▸ **Task statement**: Which lines in the records below contain the word "name"? Copy each one out.

Data extracted from a collection:
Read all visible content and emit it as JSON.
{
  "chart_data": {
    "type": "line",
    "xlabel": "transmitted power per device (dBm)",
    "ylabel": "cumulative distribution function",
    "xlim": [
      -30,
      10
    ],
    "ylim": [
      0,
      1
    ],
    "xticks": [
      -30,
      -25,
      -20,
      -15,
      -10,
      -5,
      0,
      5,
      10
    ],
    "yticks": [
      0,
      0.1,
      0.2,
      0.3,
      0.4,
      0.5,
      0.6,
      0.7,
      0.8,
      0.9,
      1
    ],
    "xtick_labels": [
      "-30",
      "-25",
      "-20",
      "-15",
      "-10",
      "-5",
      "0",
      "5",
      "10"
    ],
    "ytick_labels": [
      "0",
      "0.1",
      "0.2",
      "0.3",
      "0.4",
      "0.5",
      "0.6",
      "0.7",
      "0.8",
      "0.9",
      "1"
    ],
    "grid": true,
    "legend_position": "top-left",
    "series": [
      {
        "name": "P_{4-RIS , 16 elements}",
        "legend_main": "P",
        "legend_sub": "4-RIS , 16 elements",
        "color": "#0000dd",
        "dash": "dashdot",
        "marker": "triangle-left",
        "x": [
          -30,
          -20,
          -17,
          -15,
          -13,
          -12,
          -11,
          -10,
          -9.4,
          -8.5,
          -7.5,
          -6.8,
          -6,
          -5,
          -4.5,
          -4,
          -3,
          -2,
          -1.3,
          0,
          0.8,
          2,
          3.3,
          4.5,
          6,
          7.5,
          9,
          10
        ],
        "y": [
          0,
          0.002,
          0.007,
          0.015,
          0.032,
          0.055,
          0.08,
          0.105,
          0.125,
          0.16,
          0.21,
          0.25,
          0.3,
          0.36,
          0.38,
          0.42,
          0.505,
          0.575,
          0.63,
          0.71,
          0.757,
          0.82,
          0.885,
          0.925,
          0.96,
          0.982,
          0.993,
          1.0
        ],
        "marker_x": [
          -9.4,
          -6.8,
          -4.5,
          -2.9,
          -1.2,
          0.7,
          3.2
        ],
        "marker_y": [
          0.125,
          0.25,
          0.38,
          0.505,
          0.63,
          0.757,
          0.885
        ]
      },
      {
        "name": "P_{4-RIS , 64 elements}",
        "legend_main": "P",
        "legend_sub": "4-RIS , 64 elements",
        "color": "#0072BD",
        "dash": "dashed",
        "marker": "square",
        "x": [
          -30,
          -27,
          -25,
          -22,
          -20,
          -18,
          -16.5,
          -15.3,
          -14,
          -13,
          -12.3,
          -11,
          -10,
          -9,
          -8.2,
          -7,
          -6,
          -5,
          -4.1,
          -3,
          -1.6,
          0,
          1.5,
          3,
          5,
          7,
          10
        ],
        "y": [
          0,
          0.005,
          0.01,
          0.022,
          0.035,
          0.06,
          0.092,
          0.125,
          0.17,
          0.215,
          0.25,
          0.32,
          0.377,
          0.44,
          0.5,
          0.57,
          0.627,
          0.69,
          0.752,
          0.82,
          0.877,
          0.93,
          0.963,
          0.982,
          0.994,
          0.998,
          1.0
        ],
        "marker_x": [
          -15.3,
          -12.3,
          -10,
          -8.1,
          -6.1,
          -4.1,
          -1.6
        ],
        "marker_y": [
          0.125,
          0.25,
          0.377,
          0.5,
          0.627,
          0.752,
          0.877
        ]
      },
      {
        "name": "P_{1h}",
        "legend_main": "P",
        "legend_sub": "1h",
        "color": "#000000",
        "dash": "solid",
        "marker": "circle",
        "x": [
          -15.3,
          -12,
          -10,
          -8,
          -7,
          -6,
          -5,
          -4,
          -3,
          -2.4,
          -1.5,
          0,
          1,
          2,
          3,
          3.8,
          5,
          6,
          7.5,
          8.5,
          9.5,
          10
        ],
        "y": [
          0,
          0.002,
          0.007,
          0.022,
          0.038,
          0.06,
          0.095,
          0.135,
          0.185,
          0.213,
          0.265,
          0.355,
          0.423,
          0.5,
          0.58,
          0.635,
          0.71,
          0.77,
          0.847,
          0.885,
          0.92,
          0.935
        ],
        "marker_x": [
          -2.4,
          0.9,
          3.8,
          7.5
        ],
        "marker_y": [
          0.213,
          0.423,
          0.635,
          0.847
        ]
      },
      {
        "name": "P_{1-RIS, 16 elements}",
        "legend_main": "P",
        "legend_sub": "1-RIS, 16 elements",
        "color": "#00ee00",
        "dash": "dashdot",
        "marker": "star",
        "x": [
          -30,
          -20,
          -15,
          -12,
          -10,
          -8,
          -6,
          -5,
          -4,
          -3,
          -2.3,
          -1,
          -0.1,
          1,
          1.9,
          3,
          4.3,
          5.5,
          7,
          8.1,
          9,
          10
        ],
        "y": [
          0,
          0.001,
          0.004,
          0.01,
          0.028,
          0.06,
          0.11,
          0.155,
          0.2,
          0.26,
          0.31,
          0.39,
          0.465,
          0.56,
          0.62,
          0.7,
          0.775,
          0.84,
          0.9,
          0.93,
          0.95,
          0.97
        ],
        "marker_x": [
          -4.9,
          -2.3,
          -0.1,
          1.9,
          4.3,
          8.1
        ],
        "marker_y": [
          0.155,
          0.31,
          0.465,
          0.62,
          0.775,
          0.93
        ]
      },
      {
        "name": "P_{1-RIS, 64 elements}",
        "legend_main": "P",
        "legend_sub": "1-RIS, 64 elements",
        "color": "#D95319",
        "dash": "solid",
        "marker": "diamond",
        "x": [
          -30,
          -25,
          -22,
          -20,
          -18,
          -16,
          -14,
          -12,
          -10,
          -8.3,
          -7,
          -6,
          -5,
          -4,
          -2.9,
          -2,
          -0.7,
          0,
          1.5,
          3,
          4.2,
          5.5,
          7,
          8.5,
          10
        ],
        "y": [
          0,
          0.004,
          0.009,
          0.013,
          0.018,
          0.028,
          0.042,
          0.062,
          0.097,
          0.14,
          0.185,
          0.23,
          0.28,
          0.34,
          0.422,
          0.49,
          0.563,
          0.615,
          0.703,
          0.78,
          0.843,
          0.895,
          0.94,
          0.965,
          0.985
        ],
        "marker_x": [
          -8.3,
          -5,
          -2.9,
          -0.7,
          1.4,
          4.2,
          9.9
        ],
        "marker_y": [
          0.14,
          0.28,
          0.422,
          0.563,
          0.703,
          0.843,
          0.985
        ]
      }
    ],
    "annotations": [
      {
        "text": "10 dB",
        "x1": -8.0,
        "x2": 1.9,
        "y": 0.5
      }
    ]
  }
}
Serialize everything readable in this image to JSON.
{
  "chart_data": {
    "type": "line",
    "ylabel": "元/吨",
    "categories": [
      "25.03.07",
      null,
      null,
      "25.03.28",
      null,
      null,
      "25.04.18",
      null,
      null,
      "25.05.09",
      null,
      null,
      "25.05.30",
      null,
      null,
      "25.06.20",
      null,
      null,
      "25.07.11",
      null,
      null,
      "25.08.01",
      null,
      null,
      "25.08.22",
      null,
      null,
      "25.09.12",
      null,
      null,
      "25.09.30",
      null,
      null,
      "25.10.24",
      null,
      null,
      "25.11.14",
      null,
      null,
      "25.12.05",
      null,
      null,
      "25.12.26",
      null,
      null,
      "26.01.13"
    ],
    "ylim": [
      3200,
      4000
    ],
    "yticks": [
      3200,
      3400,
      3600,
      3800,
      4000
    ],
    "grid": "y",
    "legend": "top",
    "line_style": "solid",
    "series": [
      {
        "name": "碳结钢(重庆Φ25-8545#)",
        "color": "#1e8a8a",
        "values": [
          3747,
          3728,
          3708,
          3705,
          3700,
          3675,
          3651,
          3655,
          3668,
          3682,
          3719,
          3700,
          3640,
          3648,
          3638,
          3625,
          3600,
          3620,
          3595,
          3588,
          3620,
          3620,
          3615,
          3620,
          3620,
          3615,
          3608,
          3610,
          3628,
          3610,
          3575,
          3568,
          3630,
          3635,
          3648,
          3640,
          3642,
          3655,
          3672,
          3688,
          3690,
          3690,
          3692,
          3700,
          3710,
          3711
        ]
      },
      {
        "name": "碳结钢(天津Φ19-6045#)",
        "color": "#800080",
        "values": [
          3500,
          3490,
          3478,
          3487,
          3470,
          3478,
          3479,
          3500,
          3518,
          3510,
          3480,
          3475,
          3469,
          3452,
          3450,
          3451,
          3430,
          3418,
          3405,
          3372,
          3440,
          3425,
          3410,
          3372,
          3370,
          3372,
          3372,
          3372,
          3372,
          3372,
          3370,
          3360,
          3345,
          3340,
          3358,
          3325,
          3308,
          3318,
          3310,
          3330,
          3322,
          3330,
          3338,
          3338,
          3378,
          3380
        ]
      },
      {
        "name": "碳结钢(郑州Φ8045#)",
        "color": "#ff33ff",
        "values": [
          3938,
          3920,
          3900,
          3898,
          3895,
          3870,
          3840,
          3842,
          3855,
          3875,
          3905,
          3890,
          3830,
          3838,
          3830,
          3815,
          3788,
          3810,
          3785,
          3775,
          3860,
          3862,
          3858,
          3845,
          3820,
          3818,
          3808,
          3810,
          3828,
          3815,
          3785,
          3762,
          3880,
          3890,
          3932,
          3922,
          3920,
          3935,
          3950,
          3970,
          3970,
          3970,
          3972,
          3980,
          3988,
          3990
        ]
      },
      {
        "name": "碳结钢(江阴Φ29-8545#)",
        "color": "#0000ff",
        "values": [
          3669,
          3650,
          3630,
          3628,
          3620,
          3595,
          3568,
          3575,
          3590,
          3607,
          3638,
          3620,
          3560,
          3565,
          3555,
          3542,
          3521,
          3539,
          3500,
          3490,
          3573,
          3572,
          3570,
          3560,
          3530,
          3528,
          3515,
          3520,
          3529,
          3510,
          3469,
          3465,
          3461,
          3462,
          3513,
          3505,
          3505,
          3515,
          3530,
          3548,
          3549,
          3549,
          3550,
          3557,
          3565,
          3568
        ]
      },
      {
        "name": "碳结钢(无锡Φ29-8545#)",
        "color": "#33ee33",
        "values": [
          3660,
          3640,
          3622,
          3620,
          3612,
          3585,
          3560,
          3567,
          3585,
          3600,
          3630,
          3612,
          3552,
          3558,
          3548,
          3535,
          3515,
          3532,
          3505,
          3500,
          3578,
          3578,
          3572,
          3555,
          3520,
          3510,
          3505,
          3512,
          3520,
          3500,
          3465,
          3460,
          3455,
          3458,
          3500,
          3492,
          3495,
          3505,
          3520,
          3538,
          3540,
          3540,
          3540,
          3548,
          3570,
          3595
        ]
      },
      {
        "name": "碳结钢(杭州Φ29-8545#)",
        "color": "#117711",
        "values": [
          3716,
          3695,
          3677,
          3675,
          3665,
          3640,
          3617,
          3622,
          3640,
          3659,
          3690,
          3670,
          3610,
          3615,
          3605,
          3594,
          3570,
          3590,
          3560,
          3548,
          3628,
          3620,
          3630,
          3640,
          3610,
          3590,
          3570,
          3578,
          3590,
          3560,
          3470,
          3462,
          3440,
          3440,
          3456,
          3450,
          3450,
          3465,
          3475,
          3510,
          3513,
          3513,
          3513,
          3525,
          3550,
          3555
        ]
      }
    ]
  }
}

▸ **Exercise answer**:
        "name": "P_{4-RIS , 16 elements}",
        "name": "P_{4-RIS , 64 elements}",
        "name": "P_{1h}",
        "name": "P_{1-RIS, 16 elements}",
        "name": "P_{1-RIS, 64 elements}",
        "name": "碳结钢(重庆Φ25-8545#)",
        "name": "碳结钢(天津Φ19-6045#)",
        "name": "碳结钢(郑州Φ8045#)",
        "name": "碳结钢(江阴Φ29-8545#)",
        "name": "碳结钢(无锡Φ29-8545#)",
        "name": "碳结钢(杭州Φ29-8545#)",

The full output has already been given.